Dá ênfase na proteção da propriedade, a regulação do mercado voluntário REDD+, bem como a previsão dos chamados “programas jurisdicionais”, que possibilita Estados e Municípios também atuarem no mercado de carbono, desde que tenham a propriedade e o usufruto, de forma cumulativa, da área, e também altera o inciso XXVII, do art. 3º da Lei 12.651 de 25 de maio de 2012 (Código Florestal) que tratava os créditos de carbono como “título de direitos sobre bem intangível e incorpóreo transacionável”, passando agora a ser tratado como “ativo transacionável, autônomo com natureza jurídica de fruto cível”.
E adiciona o inciso X no artigo 2º da Lei 6.385 de 7 de dezembro de 1976, incluindo os ativos integrantes do SBCE e os créditos de carbono quando negociados no mercado financeiros e de capitais no rol de valores mobiliários.

— Informações extraídas —
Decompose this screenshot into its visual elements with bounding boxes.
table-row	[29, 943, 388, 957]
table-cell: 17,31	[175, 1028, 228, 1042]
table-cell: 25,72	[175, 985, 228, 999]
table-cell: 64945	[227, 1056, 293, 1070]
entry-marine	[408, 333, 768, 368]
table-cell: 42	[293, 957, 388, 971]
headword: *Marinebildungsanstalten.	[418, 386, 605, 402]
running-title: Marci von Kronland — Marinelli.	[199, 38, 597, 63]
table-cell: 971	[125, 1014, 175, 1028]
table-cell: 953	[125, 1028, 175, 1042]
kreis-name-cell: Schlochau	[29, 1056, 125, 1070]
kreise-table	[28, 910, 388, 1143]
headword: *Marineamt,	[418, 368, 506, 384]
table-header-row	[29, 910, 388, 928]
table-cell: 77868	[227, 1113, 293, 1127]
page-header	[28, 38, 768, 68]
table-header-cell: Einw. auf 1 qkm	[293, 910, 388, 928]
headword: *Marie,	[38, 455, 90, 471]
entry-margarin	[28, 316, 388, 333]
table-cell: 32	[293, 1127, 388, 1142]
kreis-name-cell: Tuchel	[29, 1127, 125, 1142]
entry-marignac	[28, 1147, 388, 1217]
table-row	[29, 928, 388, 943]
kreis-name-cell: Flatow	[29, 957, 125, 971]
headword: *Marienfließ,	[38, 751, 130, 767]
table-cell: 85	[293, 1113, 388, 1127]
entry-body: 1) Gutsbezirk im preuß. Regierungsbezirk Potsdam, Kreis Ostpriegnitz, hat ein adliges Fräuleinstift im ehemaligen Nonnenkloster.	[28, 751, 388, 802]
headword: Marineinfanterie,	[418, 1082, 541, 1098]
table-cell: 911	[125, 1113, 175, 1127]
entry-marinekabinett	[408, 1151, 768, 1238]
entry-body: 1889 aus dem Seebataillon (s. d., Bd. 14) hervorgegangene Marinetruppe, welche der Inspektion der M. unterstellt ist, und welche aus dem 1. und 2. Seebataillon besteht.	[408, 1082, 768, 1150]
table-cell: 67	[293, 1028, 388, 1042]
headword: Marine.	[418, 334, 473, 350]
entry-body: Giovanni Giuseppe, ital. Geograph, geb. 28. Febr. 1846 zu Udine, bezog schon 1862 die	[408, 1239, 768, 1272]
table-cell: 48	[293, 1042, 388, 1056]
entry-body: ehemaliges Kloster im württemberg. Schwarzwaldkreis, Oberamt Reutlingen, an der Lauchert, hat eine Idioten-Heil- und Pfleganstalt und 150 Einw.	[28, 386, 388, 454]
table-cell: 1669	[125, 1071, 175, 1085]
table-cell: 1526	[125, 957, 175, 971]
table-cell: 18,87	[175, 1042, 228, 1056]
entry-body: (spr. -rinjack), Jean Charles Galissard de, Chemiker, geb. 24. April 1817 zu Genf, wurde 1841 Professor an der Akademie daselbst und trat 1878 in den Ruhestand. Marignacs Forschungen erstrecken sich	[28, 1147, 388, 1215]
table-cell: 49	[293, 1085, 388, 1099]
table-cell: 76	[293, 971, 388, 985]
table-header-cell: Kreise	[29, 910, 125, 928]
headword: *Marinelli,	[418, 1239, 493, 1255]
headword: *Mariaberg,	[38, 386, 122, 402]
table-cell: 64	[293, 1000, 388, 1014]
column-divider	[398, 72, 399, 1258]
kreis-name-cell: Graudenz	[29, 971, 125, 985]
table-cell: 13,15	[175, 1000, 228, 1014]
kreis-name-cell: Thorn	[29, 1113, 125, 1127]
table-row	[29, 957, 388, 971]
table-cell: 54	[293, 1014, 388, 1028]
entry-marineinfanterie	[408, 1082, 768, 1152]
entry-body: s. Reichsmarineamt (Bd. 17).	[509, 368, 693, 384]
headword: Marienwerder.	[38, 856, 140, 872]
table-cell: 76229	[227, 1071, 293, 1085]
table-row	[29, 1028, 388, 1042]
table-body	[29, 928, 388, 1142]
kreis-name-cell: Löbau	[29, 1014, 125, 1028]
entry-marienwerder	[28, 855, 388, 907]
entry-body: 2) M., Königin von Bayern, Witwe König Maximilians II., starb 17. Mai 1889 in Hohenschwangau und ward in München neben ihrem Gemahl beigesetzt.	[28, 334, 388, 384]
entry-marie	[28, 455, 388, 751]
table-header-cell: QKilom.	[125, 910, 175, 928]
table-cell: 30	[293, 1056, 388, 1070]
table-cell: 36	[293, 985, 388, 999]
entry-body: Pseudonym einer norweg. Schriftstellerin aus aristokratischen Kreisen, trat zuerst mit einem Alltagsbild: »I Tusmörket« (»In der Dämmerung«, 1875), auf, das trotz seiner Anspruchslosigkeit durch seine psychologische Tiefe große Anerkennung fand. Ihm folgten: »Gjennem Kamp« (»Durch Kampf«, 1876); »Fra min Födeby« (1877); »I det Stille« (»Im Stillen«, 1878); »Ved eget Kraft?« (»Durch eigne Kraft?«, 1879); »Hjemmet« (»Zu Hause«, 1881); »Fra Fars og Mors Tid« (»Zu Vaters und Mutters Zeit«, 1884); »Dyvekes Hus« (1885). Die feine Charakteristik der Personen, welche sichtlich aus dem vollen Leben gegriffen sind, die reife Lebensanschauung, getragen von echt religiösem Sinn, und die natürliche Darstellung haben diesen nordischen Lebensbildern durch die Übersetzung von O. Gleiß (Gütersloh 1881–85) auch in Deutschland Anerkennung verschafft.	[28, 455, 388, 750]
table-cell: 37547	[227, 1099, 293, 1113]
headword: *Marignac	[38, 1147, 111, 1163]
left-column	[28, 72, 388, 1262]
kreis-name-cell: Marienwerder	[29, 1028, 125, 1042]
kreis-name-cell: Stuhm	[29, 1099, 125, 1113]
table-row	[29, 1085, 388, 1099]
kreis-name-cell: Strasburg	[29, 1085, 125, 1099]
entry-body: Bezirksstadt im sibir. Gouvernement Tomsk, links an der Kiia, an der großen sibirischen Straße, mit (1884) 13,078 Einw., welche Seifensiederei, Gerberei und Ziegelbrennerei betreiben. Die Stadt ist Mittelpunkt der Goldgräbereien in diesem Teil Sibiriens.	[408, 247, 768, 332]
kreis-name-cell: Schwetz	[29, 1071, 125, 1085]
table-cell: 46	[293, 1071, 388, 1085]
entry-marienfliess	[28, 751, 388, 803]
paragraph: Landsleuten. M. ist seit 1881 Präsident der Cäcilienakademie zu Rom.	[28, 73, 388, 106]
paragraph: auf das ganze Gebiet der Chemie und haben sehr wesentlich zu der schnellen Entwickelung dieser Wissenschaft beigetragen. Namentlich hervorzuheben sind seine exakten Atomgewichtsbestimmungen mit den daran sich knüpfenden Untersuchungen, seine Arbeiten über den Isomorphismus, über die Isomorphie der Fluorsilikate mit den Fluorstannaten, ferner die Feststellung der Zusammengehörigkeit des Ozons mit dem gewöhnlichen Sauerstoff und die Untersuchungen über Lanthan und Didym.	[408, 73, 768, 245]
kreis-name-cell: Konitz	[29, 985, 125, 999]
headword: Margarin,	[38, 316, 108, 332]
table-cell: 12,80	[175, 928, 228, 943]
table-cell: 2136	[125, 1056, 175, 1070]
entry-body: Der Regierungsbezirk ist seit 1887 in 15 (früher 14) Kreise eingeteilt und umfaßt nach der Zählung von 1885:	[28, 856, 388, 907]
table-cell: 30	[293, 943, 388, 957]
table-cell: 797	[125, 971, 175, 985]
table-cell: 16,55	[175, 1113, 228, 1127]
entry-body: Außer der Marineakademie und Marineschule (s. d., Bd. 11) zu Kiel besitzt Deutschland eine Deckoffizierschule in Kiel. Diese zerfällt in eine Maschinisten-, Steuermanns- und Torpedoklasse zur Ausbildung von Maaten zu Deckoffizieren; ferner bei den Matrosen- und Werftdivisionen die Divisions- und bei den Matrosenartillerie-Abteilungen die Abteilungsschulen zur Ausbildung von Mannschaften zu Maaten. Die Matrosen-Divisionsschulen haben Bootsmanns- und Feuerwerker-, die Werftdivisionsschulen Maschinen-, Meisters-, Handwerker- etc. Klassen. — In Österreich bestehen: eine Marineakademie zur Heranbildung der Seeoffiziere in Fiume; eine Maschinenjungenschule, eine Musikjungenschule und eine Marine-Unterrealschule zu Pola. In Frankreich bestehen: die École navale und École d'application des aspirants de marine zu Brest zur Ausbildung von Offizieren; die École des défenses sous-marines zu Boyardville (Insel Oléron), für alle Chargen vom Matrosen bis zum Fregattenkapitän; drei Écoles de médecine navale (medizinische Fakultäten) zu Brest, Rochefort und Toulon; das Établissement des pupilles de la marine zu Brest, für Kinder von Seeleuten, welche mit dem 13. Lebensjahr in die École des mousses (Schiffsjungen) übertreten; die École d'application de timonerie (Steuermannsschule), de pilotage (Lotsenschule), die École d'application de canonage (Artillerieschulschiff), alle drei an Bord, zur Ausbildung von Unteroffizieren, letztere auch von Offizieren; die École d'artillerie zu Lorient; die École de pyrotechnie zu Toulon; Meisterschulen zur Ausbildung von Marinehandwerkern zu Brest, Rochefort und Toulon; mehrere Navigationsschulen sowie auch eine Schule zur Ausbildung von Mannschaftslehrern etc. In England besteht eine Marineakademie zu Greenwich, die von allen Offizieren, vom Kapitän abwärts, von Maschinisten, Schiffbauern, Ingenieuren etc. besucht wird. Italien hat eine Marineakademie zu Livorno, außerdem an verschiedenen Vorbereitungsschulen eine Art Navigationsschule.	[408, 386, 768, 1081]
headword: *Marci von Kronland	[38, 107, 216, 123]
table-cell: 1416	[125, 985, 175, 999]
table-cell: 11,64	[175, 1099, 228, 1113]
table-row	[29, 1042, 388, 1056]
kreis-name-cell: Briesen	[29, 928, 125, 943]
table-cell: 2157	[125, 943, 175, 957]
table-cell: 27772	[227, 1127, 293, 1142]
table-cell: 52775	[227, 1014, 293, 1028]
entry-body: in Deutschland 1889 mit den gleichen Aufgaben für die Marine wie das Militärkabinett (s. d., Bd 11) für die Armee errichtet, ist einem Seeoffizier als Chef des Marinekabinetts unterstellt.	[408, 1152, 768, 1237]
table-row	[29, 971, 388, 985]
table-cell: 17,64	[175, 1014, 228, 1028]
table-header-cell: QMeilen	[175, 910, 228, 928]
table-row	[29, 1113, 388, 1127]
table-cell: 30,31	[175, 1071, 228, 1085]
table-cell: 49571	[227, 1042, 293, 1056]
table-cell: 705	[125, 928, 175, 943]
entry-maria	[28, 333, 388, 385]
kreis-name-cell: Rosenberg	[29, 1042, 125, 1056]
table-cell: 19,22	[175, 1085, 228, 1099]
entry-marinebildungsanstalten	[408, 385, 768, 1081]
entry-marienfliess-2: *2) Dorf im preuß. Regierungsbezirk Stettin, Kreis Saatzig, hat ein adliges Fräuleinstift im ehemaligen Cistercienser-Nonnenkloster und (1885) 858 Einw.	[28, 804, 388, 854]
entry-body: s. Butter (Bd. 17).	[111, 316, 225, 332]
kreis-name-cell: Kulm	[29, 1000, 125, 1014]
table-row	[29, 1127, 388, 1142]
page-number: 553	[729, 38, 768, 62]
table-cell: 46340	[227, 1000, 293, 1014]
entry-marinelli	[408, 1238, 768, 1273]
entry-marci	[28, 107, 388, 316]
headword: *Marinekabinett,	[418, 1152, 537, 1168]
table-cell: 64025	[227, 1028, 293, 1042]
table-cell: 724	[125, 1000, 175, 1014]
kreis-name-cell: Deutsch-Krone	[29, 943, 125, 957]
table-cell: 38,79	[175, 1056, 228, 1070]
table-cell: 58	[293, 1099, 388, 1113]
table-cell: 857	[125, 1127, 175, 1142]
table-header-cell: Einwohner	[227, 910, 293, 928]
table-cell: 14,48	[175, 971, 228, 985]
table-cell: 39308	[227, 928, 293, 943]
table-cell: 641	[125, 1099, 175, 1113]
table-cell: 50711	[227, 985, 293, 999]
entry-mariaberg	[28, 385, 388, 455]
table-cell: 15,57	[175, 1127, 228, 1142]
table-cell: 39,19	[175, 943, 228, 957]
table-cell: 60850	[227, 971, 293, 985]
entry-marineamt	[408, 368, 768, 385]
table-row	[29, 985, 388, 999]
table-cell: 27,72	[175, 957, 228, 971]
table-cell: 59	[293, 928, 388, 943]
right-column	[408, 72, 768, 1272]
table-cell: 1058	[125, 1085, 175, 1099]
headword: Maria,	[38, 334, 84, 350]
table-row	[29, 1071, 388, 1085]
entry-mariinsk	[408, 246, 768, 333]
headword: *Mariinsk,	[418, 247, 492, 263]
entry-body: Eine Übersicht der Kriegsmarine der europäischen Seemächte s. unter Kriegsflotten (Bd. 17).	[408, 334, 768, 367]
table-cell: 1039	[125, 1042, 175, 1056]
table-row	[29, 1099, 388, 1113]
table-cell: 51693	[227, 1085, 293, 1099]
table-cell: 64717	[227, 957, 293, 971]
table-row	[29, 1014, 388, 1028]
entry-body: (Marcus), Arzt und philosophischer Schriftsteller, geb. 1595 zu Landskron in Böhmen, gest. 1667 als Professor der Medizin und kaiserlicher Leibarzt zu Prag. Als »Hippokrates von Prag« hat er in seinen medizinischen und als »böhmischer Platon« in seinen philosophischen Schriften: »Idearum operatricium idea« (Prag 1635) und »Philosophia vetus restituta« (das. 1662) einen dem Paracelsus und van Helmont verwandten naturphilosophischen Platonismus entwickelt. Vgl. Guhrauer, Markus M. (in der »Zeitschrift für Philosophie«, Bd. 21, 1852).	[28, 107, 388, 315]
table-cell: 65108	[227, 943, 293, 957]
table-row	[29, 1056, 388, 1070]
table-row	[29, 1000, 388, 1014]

— Instrução A —
Segundo o texto sobre o mercado de carbono, como os créditos de carbono passam a ser tratados após a alteração do inciso XXVII do art. 3º do Código Florestal?
— Instrução B —
Transforme em lista numerada as linhas dos registros, da primeira linha dos registros até a linha que contém "table-header-cell: Einw. auf", incluindo-a. Omita as linhas em branco.
O texto e os registros não têm relação entre si.

— Resolução da tarefa A —
Passam a ser tratados como "ativo transacionável, autônomo com natureza jurídica de fruto cível".

— Resolução da tarefa B —
1. Decompose this screenshot into its visual elements with bounding boxes.
2. table-row	[29, 943, 388, 957]
3. table-cell: 17,31	[175, 1028, 228, 1042]
4. table-cell: 25,72	[175, 985, 228, 999]
5. table-cell: 64945	[227, 1056, 293, 1070]
6. entry-marine	[408, 333, 768, 368]
7. table-cell: 42	[293, 957, 388, 971]
8. headword: *Marinebildungsanstalten.	[418, 386, 605, 402]
9. running-title: Marci von Kronland — Marinelli.	[199, 38, 597, 63]
10. table-cell: 971	[125, 1014, 175, 1028]
11. table-cell: 953	[125, 1028, 175, 1042]
12. kreis-name-cell: Schlochau	[29, 1056, 125, 1070]
13. kreise-table	[28, 910, 388, 1143]
14. headword: *Marineamt,	[418, 368, 506, 384]
15. table-header-row	[29, 910, 388, 928]
16. table-cell: 77868	[227, 1113, 293, 1127]
17. page-header	[28, 38, 768, 68]
18. table-header-cell: Einw. auf 1 qkm	[293, 910, 388, 928]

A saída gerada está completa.